[Dataset entries]
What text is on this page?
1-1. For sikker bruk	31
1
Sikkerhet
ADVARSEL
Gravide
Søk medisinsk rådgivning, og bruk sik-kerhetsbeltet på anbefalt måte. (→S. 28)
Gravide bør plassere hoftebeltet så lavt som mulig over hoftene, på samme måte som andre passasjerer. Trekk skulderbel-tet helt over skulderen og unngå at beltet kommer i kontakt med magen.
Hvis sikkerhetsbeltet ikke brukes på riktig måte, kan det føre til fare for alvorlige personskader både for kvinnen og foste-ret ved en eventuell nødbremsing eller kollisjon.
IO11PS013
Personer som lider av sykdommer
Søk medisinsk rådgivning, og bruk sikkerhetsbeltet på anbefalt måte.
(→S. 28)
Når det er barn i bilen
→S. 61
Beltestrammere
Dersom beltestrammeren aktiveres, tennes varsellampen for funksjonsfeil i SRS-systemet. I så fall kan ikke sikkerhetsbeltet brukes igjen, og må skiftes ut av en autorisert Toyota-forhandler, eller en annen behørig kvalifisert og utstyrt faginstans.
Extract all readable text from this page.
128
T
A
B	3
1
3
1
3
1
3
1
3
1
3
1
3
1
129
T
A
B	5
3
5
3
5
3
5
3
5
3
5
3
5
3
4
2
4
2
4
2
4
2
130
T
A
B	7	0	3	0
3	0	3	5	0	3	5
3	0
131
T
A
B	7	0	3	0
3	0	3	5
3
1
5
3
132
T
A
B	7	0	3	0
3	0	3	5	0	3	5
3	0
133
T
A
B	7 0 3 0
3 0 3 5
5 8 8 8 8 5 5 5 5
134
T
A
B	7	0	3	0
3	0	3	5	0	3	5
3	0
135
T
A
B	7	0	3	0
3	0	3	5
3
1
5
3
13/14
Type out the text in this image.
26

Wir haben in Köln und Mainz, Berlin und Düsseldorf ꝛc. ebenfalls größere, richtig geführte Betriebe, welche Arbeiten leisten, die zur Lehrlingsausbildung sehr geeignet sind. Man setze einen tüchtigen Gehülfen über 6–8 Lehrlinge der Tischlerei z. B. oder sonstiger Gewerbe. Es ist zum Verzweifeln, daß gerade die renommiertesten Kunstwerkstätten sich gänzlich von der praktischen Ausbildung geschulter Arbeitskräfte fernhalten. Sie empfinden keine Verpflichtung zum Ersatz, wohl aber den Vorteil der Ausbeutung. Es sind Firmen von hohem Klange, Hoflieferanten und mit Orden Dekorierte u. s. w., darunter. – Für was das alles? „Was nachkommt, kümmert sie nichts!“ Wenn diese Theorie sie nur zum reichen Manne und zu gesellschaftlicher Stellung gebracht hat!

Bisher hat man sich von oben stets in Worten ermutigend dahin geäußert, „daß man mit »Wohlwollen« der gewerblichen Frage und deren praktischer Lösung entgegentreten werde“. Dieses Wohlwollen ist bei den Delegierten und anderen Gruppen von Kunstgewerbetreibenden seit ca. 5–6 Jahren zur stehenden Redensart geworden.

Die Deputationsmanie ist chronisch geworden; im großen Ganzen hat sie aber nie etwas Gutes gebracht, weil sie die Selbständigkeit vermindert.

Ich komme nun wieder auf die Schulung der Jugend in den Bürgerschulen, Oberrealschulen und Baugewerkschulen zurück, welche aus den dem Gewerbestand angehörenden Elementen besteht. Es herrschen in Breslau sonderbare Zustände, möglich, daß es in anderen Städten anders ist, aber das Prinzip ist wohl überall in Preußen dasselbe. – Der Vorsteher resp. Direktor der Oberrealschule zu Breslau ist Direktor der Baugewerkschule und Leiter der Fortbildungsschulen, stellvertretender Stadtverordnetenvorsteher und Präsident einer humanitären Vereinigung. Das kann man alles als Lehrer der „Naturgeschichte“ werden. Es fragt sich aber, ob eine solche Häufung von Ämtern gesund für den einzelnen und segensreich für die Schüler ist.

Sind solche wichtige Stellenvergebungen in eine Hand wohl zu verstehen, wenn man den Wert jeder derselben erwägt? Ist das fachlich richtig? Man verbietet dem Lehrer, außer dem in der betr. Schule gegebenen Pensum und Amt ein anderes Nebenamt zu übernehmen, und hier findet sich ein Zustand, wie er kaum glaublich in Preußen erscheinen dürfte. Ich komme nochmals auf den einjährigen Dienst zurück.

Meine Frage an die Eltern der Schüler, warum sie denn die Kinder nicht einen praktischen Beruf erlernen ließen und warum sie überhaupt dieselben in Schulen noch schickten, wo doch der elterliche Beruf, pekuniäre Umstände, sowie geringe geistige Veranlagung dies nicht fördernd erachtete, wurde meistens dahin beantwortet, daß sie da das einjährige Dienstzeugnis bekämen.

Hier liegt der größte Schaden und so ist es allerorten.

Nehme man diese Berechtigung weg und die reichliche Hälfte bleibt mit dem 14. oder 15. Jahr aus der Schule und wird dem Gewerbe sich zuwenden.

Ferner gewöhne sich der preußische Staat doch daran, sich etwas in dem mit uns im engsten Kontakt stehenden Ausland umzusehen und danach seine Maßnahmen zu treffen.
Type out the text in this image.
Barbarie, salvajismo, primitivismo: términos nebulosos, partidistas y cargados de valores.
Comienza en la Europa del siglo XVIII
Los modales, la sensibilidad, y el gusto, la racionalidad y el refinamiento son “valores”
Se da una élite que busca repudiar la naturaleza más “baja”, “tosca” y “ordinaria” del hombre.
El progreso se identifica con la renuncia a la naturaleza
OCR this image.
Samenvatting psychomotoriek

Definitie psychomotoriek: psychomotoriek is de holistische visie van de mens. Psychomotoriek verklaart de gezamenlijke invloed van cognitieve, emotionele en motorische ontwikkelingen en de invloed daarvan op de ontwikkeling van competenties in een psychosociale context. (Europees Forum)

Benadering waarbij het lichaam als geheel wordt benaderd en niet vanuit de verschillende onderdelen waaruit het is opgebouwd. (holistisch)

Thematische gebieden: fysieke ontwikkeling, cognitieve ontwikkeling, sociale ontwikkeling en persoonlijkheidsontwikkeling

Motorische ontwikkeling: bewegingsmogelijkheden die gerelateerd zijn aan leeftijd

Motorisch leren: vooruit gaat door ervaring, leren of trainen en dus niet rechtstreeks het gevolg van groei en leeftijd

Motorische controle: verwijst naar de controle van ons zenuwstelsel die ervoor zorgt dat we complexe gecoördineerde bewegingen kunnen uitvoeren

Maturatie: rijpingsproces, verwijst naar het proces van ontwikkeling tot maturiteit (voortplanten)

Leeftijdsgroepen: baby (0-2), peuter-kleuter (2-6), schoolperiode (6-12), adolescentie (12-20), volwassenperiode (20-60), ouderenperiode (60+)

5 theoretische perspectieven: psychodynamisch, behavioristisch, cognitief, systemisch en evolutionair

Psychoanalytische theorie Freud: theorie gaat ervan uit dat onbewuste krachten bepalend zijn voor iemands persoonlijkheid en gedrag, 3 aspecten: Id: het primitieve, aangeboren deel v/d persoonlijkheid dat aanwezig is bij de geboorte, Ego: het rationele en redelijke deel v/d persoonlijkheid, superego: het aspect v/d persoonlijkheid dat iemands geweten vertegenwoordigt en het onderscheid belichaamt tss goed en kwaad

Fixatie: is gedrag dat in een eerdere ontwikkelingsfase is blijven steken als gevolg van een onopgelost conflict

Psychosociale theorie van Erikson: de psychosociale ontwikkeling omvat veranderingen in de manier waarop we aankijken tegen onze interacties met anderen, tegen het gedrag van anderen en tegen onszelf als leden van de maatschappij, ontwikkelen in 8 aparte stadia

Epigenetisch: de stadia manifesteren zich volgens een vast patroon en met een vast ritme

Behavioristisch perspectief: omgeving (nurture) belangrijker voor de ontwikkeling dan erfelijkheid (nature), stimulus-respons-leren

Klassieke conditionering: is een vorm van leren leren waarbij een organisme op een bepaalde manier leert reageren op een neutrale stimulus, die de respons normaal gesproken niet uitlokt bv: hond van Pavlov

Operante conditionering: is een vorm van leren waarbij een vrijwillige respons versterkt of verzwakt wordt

▸ Stated task: Show every line in the entries where the string "gevolg" occurs.

▸ Output:
Motorisch leren: vooruit gaat door ervaring, leren of trainen en dus niet rechtstreeks het gevolg van groei en leeftijd
Fixatie: is gedrag dat in een eerdere ontwikkelingsfase is blijven steken als gevolg van een onopgelost conflict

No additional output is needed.